↓↓↓
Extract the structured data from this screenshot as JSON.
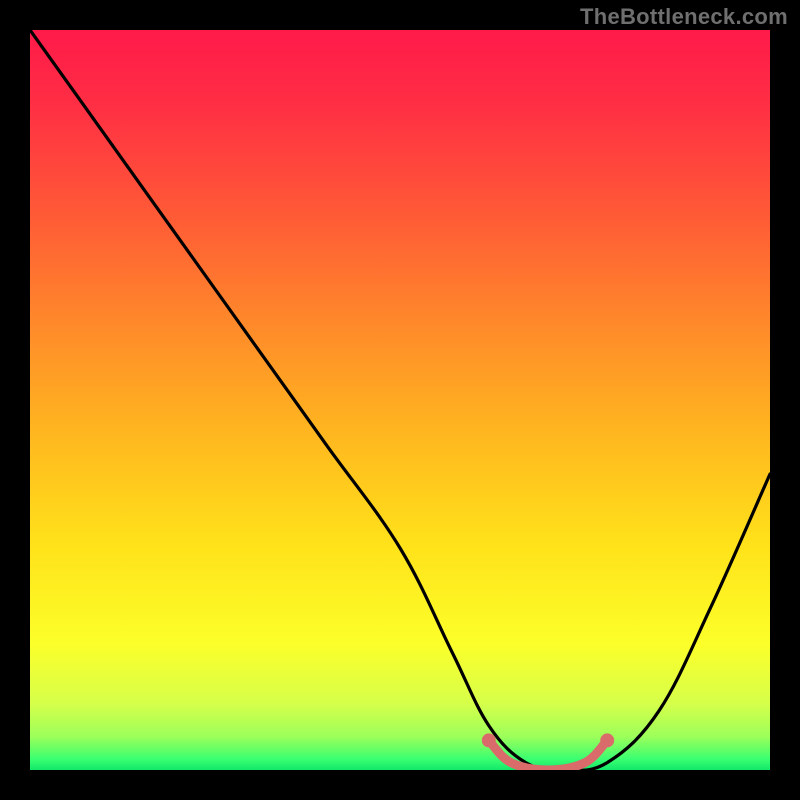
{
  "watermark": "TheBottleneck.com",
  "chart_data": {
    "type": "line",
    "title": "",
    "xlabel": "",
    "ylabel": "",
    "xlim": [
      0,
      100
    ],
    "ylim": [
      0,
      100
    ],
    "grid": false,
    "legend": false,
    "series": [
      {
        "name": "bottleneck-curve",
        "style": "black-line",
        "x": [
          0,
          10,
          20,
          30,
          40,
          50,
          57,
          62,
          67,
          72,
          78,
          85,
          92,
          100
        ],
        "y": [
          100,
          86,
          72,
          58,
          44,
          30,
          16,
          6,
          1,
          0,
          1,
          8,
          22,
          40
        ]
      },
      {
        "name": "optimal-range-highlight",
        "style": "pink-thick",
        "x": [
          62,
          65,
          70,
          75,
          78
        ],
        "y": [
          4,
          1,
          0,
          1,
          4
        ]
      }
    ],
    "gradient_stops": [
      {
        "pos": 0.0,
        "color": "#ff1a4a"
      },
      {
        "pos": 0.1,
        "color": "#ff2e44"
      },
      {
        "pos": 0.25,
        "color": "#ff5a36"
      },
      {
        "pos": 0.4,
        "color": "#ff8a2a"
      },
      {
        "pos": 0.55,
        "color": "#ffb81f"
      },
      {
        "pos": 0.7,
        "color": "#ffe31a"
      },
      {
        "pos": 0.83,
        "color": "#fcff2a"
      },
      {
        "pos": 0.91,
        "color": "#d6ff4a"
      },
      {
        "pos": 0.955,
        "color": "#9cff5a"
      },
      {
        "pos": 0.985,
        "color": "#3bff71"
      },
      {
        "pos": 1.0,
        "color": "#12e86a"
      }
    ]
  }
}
↑↑↑
### PROBLEM TO WORK ON
Transcribe the material exactly, keeping every word and none of the pictures.

### OUTPUT
Extract the structured data from this screenshot as JSON.
{
  "watermark": "TheBottleneck.com",
  "chart_data": {
    "type": "line",
    "title": "",
    "xlabel": "",
    "ylabel": "",
    "xlim": [
      0,
      100
    ],
    "ylim": [
      0,
      100
    ],
    "grid": false,
    "legend": false,
    "series": [
      {
        "name": "bottleneck-curve",
        "style": "black-line",
        "x": [
          0,
          10,
          20,
          30,
          40,
          50,
          57,
          62,
          67,
          72,
          78,
          85,
          92,
          100
        ],
        "y": [
          100,
          86,
          72,
          58,
          44,
          30,
          16,
          6,
          1,
          0,
          1,
          8,
          22,
          40
        ]
      },
      {
        "name": "optimal-range-highlight",
        "style": "pink-thick",
        "x": [
          62,
          65,
          70,
          75,
          78
        ],
        "y": [
          4,
          1,
          0,
          1,
          4
        ]
      }
    ],
    "gradient_stops": [
      {
        "pos": 0.0,
        "color": "#ff1a4a"
      },
      {
        "pos": 0.1,
        "color": "#ff2e44"
      },
      {
        "pos": 0.25,
        "color": "#ff5a36"
      },
      {
        "pos": 0.4,
        "color": "#ff8a2a"
      },
      {
        "pos": 0.55,
        "color": "#ffb81f"
      },
      {
        "pos": 0.7,
        "color": "#ffe31a"
      },
      {
        "pos": 0.83,
        "color": "#fcff2a"
      },
      {
        "pos": 0.91,
        "color": "#d6ff4a"
      },
      {
        "pos": 0.955,
        "color": "#9cff5a"
      },
      {
        "pos": 0.985,
        "color": "#3bff71"
      },
      {
        "pos": 1.0,
        "color": "#12e86a"
      }
    ]
  }
}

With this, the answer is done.